Written task » Count, in the entries below, the lines in which "Medical" occurs. Give the number, nothing more.

Exercise inputs »

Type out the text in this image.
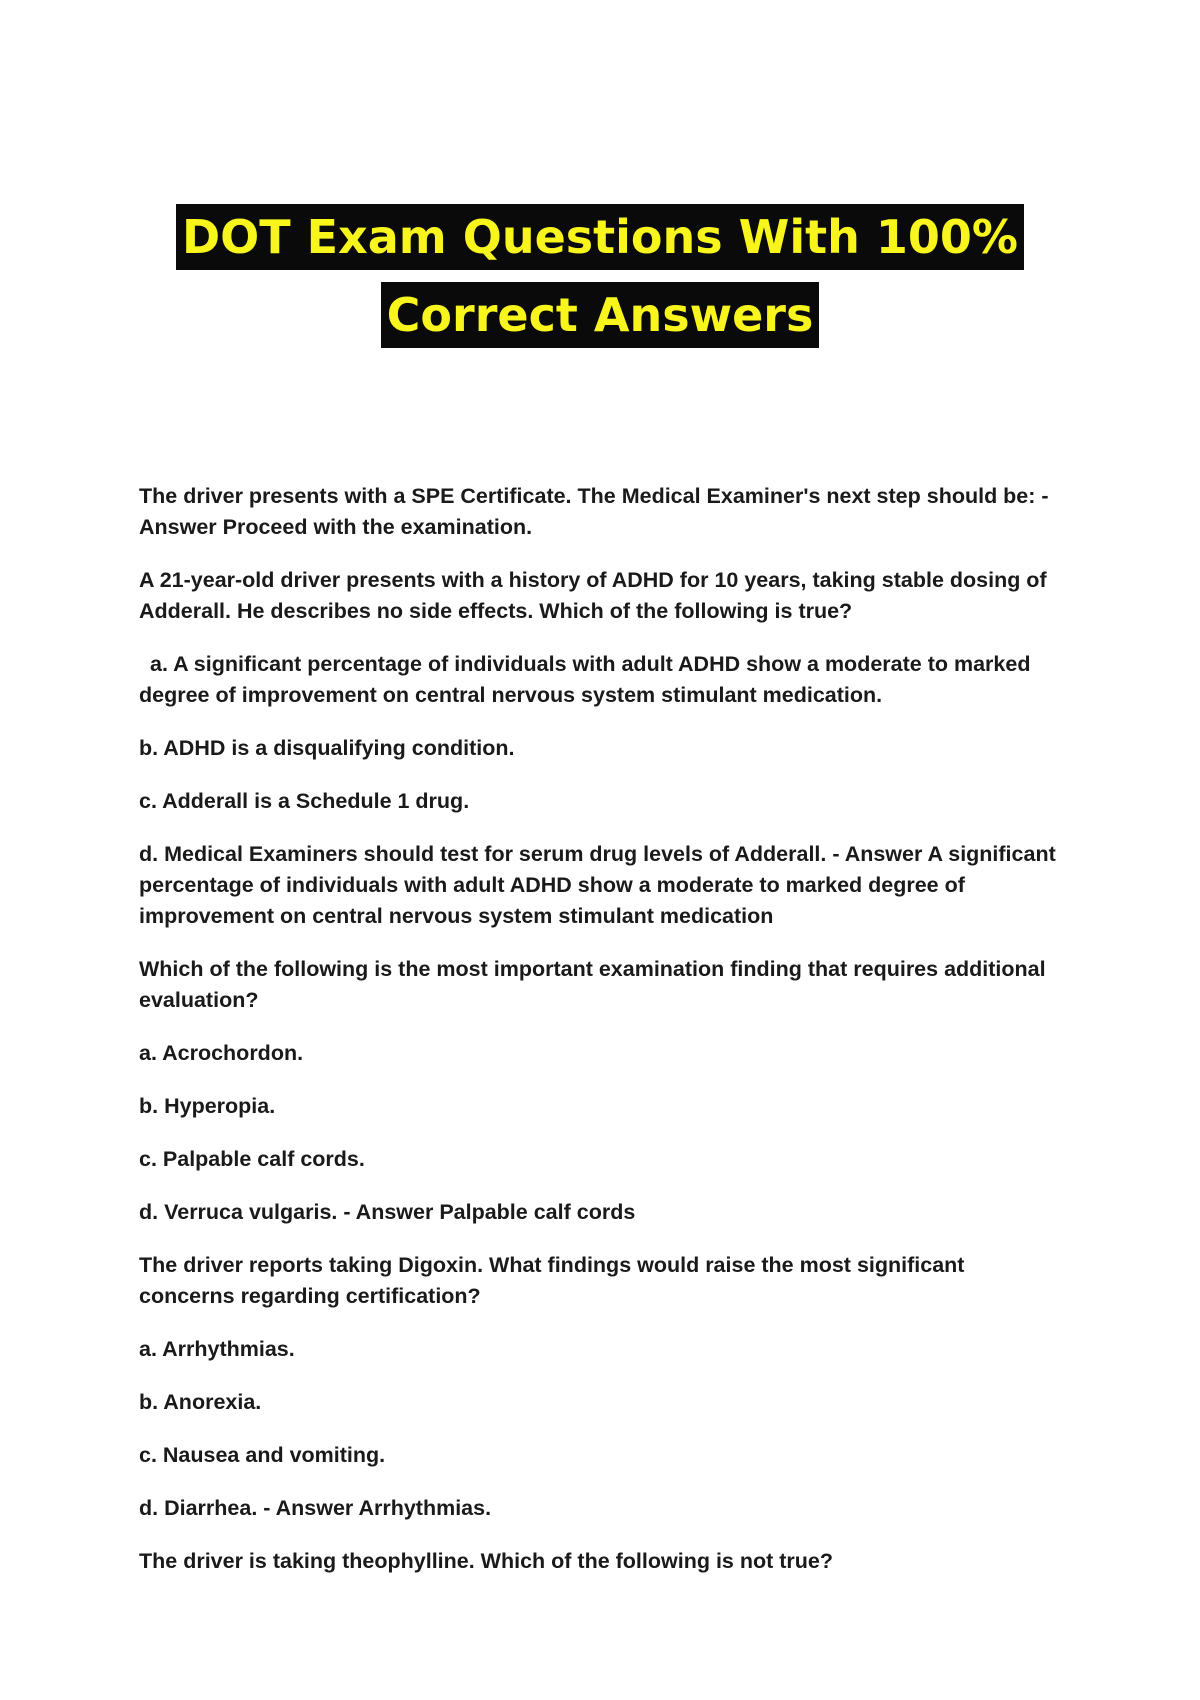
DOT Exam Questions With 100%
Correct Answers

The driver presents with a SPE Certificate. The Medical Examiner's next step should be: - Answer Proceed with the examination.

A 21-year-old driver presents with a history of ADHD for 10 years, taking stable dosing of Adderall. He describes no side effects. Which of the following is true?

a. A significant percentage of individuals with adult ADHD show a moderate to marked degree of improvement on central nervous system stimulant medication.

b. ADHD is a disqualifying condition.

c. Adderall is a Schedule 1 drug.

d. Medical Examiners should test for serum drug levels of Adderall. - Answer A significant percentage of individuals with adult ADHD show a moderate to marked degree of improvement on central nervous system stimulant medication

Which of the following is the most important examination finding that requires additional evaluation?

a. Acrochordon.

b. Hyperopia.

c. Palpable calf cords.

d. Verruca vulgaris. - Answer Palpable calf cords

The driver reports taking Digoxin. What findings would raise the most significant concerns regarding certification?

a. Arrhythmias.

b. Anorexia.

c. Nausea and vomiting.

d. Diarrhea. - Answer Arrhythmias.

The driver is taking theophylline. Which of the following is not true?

Task response » 2